Figure dataset records
§ §

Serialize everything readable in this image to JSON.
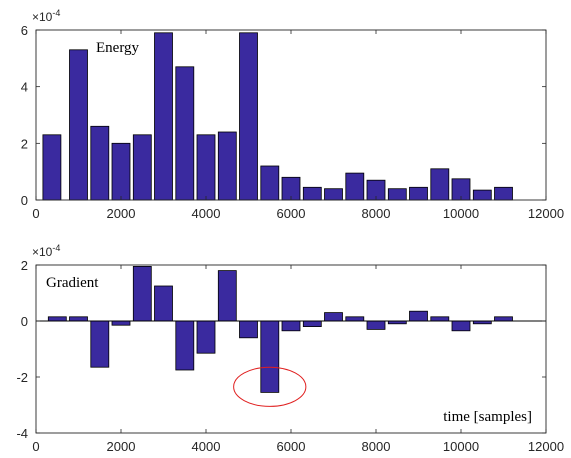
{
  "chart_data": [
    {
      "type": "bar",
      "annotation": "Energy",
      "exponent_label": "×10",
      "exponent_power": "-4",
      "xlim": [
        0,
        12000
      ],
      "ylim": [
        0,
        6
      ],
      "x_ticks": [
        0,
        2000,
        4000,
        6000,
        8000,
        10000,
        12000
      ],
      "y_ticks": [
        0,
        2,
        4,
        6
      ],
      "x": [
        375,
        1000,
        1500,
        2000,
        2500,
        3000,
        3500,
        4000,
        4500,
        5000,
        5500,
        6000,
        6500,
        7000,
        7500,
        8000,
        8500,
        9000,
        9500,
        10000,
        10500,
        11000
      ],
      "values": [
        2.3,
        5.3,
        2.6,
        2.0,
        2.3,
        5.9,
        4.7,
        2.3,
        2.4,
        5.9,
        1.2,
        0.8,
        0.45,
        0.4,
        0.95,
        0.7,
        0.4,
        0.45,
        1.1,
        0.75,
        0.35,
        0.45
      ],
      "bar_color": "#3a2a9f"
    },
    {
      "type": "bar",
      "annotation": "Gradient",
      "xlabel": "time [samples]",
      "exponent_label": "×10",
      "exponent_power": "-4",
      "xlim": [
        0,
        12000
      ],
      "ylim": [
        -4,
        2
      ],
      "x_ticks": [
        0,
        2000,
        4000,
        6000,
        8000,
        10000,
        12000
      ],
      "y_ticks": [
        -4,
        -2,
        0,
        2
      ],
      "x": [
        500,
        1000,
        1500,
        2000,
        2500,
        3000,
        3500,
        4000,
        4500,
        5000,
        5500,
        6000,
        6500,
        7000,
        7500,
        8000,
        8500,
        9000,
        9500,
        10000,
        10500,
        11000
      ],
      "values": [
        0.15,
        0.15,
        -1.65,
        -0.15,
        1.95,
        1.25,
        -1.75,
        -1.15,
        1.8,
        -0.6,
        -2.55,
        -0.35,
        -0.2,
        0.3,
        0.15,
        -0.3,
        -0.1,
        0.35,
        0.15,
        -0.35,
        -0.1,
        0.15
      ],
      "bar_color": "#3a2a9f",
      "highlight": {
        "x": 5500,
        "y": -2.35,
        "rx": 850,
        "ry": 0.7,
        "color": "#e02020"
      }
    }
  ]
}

§ §

- _Your objective_:
In your copy of the records, include no pictures; repeat everything else exactly.

- _The solution_:
Serialize everything readable in this image to JSON.
{
  "chart_data": [
    {
      "type": "bar",
      "annotation": "Energy",
      "exponent_label": "×10",
      "exponent_power": "-4",
      "xlim": [
        0,
        12000
      ],
      "ylim": [
        0,
        6
      ],
      "x_ticks": [
        0,
        2000,
        4000,
        6000,
        8000,
        10000,
        12000
      ],
      "y_ticks": [
        0,
        2,
        4,
        6
      ],
      "x": [
        375,
        1000,
        1500,
        2000,
        2500,
        3000,
        3500,
        4000,
        4500,
        5000,
        5500,
        6000,
        6500,
        7000,
        7500,
        8000,
        8500,
        9000,
        9500,
        10000,
        10500,
        11000
      ],
      "values": [
        2.3,
        5.3,
        2.6,
        2.0,
        2.3,
        5.9,
        4.7,
        2.3,
        2.4,
        5.9,
        1.2,
        0.8,
        0.45,
        0.4,
        0.95,
        0.7,
        0.4,
        0.45,
        1.1,
        0.75,
        0.35,
        0.45
      ],
      "bar_color": "#3a2a9f"
    },
    {
      "type": "bar",
      "annotation": "Gradient",
      "xlabel": "time [samples]",
      "exponent_label": "×10",
      "exponent_power": "-4",
      "xlim": [
        0,
        12000
      ],
      "ylim": [
        -4,
        2
      ],
      "x_ticks": [
        0,
        2000,
        4000,
        6000,
        8000,
        10000,
        12000
      ],
      "y_ticks": [
        -4,
        -2,
        0,
        2
      ],
      "x": [
        500,
        1000,
        1500,
        2000,
        2500,
        3000,
        3500,
        4000,
        4500,
        5000,
        5500,
        6000,
        6500,
        7000,
        7500,
        8000,
        8500,
        9000,
        9500,
        10000,
        10500,
        11000
      ],
      "values": [
        0.15,
        0.15,
        -1.65,
        -0.15,
        1.95,
        1.25,
        -1.75,
        -1.15,
        1.8,
        -0.6,
        -2.55,
        -0.35,
        -0.2,
        0.3,
        0.15,
        -0.3,
        -0.1,
        0.35,
        0.15,
        -0.35,
        -0.1,
        0.15
      ],
      "bar_color": "#3a2a9f",
      "highlight": {
        "x": 5500,
        "y": -2.35,
        "rx": 850,
        "ry": 0.7,
        "color": "#e02020"
      }
    }
  ]
}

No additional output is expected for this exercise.